# EXERCISE DESCRIPTION:
Every line in the listing is to be echoed verbatim.

# EXTRACTED ENTRIES:
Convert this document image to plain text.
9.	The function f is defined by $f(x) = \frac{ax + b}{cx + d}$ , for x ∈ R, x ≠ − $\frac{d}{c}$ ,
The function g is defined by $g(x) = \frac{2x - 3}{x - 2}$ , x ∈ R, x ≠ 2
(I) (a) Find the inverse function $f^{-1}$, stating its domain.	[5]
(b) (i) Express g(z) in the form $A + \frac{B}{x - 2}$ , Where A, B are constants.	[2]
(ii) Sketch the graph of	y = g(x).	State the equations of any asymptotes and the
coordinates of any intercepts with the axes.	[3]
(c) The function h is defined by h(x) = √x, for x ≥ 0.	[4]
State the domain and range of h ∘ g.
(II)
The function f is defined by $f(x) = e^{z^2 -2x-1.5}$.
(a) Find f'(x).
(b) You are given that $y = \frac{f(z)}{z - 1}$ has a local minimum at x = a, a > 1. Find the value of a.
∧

# TASK RESPONSE:
Convert this document image to plain text.
9.	The function f is defined by $f(x) = \frac{ax + b}{cx + d}$ , for x ∈ R, x ≠ − $\frac{d}{c}$ ,
The function g is defined by $g(x) = \frac{2x - 3}{x - 2}$ , x ∈ R, x ≠ 2
(I) (a) Find the inverse function $f^{-1}$, stating its domain.	[5]
(b) (i) Express g(z) in the form $A + \frac{B}{x - 2}$ , Where A, B are constants.	[2]
(ii) Sketch the graph of	y = g(x).	State the equations of any asymptotes and the
coordinates of any intercepts with the axes.	[3]
(c) The function h is defined by h(x) = √x, for x ≥ 0.	[4]
State the domain and range of h ∘ g.
(II)
The function f is defined by $f(x) = e^{z^2 -2x-1.5}$.
(a) Find f'(x).
(b) You are given that $y = \frac{f(z)}{z - 1}$ has a local minimum at x = a, a > 1. Find the value of a.
∧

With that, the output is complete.